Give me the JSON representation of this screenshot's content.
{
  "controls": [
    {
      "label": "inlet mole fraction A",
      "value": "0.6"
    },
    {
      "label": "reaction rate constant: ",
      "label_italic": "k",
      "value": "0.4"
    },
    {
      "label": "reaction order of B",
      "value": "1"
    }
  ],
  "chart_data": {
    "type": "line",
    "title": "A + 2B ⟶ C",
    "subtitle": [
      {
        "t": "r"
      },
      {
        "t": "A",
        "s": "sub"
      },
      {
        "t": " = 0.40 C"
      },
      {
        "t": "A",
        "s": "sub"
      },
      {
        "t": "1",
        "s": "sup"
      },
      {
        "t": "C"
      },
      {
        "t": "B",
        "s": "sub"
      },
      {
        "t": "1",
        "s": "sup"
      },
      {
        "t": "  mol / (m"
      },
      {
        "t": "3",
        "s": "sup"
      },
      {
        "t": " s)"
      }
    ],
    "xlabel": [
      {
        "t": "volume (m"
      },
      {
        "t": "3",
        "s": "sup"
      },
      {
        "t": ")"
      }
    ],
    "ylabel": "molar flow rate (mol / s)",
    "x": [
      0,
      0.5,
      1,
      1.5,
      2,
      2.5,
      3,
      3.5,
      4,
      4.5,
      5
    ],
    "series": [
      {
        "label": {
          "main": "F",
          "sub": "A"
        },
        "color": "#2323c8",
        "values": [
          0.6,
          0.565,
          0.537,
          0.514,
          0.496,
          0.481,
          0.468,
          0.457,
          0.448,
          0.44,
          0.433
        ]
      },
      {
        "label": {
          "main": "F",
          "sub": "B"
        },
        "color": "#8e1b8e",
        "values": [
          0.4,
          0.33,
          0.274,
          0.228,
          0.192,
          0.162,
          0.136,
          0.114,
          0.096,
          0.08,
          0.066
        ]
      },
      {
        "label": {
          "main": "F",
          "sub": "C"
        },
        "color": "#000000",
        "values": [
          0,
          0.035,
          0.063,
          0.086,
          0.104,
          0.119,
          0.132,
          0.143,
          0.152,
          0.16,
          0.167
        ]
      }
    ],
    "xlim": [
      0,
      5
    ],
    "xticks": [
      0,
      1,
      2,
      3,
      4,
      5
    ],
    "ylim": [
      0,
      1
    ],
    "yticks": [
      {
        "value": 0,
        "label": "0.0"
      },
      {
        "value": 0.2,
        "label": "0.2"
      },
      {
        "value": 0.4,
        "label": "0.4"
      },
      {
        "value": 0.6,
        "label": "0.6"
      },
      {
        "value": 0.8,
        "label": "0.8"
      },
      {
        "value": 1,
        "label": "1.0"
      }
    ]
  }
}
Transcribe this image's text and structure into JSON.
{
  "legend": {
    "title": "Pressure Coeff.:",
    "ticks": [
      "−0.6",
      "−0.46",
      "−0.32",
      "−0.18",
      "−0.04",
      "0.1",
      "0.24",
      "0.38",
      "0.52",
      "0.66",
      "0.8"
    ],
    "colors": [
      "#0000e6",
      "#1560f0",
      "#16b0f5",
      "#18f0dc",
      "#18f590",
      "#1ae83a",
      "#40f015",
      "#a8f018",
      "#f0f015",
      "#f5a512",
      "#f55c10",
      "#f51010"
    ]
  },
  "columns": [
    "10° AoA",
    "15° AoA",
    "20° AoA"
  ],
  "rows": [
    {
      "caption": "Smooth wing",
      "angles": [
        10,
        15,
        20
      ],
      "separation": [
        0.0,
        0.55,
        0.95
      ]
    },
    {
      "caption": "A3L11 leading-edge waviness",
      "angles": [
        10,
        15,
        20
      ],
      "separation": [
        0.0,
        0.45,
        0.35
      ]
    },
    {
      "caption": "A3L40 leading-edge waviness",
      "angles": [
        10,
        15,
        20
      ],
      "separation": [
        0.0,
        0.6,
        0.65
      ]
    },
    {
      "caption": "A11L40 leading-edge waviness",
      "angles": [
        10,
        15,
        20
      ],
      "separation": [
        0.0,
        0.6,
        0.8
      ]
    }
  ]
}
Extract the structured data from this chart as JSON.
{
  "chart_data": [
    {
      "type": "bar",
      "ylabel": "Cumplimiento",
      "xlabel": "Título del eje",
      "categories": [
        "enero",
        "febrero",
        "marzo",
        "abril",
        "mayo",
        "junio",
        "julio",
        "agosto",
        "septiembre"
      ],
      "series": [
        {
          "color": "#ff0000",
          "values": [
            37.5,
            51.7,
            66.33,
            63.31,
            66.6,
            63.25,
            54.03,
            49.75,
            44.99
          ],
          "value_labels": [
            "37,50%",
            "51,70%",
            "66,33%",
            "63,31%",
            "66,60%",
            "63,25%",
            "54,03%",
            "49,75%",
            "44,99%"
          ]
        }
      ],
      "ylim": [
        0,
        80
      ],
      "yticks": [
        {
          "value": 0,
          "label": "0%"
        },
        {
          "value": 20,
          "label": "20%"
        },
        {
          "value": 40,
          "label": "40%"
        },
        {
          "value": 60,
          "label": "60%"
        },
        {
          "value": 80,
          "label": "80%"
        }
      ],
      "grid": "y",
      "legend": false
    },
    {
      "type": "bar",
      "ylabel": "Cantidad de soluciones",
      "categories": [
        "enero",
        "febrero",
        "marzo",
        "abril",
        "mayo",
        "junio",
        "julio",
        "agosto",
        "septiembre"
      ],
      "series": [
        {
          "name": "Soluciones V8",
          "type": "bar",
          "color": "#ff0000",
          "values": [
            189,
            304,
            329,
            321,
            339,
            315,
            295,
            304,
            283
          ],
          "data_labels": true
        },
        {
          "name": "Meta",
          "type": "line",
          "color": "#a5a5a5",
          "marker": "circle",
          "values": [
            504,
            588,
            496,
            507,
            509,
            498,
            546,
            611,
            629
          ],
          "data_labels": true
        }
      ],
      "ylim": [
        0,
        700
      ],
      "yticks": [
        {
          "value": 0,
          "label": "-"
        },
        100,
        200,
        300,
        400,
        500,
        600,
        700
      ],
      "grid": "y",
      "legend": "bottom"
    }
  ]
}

To do ▸
Copy out all lines above that include the string "rate".

Exercise result ▸
      "label": "reaction rate constant: ",
    "ylabel": "molar flow rate (mol / s)",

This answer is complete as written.